Select from the data all lines with the word "реализации".

(Extracted data entries)
========
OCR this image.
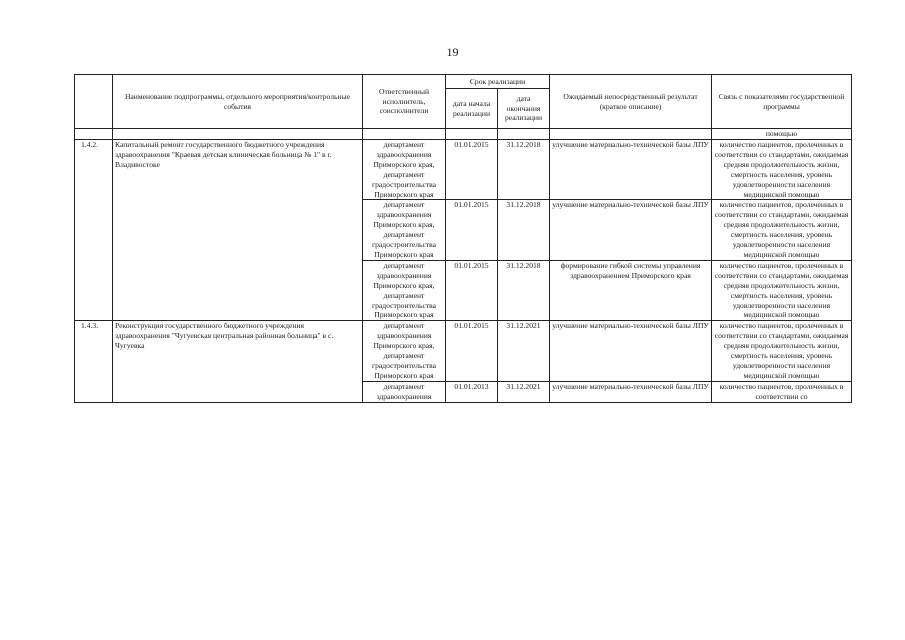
19
	Наименование подпрограммы, отдельного мероприятия/контрольные события	Ответственный исполнитель, соисполнители	Срок реализации		Ожидаемый непосредственный результат (краткое описание)	Связь с показателями государственной программы
			дата начала реализации	дата окончания реализации		
						помощью
1.4.2.	Капитальный ремонт государственного бюджетного учреждения здравоохранения "Краевая детская клиническая больница № 1" в г. Владивостоке	департамент здравоохранения Приморского края, департамент градостроительства Приморского края	01.01.2015	31.12.2018	улучшение материально-технической базы ЛПУ	количество пациентов, пролеченных в соответствии со стандартами, ожидаемая средняя продолжительность жизни, смертность населения, уровень удовлетворенности населения медицинской помощью
		департамент здравоохранения Приморского края, департамент градостроительства Приморского края	01.01.2015	31.12.2018	улучшение материально-технической базы ЛПУ	количество пациентов, пролеченных в соответствии со стандартами, ожидаемая средняя продолжительность жизни, смертность населения, уровень удовлетворенности населения медицинской помощью
		департамент здравоохранения Приморского края, департамент градостроительства Приморского края	01.01.2015	31.12.2018	формирование гибкой системы управления здравоохранением Приморского края	количество пациентов, пролеченных в соответствии со стандартами, ожидаемая средняя продолжительность жизни, смертность населения, уровень удовлетворенности населения медицинской помощью
1.4.3.	Реконструкция государственного бюджетного учреждения здравоохранения "Чугуевская центральная районная больница" в с. Чугуевка	департамент здравоохранения Приморского края, департамент градостроительства Приморского края	01.01.2015	31.12.2021	улучшение материально-технической базы ЛПУ	количество пациентов, пролеченных в соответствии со стандартами, ожидаемая средняя продолжительность жизни, смертность населения, уровень удовлетворенности населения медицинской помощью
		департамент здравоохранения	01.01.2013	31.12.2021	улучшение материально-технической базы ЛПУ	количество пациентов, пролеченных в соответствии со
========
» EXERCISE OUTPUT:
	Наименование подпрограммы, отдельного мероприятия/контрольные события	Ответственный исполнитель, соисполнители	Срок реализации		Ожидаемый непосредственный результат (краткое описание)	Связь с показателями государственной программы
			дата начала реализации	дата окончания реализации		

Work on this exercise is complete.